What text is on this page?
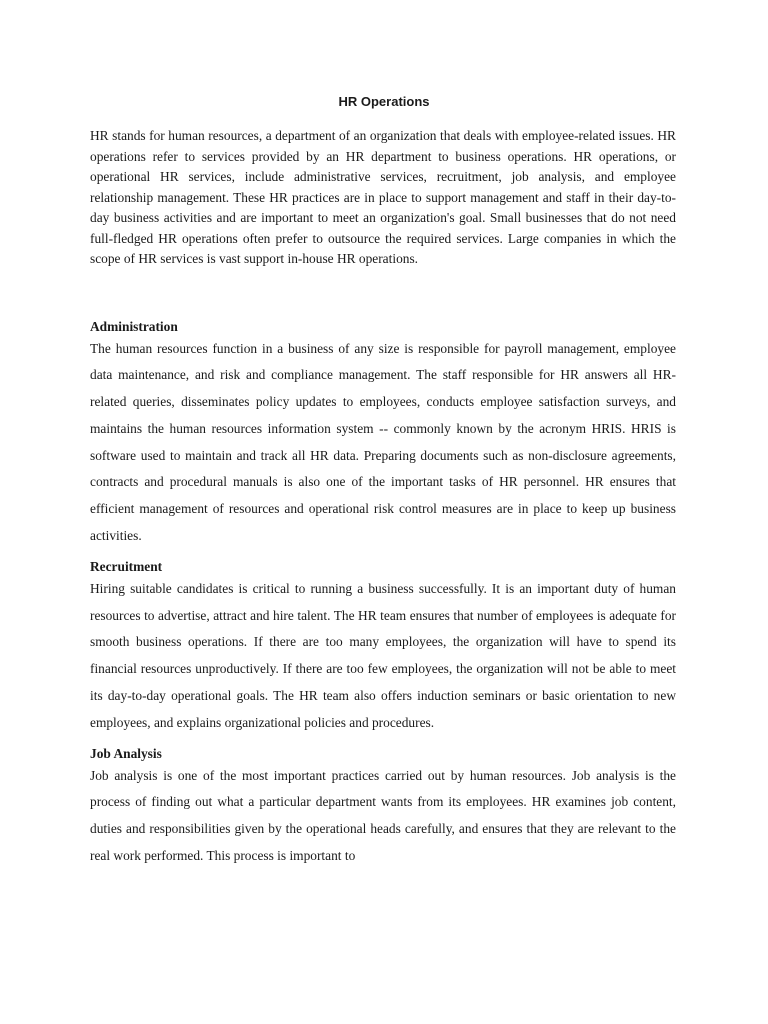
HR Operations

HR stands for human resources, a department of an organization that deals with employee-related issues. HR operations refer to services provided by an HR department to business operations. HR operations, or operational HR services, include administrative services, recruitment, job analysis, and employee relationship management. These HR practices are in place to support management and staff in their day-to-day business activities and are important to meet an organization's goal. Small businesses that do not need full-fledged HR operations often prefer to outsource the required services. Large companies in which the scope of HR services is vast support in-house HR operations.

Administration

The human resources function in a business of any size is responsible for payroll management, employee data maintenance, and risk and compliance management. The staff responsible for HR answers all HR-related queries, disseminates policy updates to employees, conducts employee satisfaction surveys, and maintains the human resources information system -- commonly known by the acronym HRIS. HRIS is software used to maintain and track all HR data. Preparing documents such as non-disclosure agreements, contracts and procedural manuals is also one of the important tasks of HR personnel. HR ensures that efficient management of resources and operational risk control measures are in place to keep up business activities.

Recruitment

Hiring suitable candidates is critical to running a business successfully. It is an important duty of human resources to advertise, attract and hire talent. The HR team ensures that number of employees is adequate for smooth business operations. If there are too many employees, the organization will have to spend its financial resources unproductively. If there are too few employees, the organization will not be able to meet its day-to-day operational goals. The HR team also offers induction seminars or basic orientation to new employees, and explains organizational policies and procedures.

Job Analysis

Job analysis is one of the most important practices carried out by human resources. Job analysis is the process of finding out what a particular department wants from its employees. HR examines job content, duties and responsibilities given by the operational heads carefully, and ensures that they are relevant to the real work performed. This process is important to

[TASK DIRECTIONS] Each entry should be repeated exactly as it appears; the pictures stay out.

[RESULT]
What text is on this page?
HR Operations

HR stands for human resources, a department of an organization that deals with employee-related issues. HR operations refer to services provided by an HR department to business operations. HR operations, or operational HR services, include administrative services, recruitment, job analysis, and employee relationship management. These HR practices are in place to support management and staff in their day-to-day business activities and are important to meet an organization's goal. Small businesses that do not need full-fledged HR operations often prefer to outsource the required services. Large companies in which the scope of HR services is vast support in-house HR operations.

Administration

The human resources function in a business of any size is responsible for payroll management, employee data maintenance, and risk and compliance management. The staff responsible for HR answers all HR-related queries, disseminates policy updates to employees, conducts employee satisfaction surveys, and maintains the human resources information system -- commonly known by the acronym HRIS. HRIS is software used to maintain and track all HR data. Preparing documents such as non-disclosure agreements, contracts and procedural manuals is also one of the important tasks of HR personnel. HR ensures that efficient management of resources and operational risk control measures are in place to keep up business activities.

Recruitment

Hiring suitable candidates is critical to running a business successfully. It is an important duty of human resources to advertise, attract and hire talent. The HR team ensures that number of employees is adequate for smooth business operations. If there are too many employees, the organization will have to spend its financial resources unproductively. If there are too few employees, the organization will not be able to meet its day-to-day operational goals. The HR team also offers induction seminars or basic orientation to new employees, and explains organizational policies and procedures.

Job Analysis

Job analysis is one of the most important practices carried out by human resources. Job analysis is the process of finding out what a particular department wants from its employees. HR examines job content, duties and responsibilities given by the operational heads carefully, and ensures that they are relevant to the real work performed. This process is important to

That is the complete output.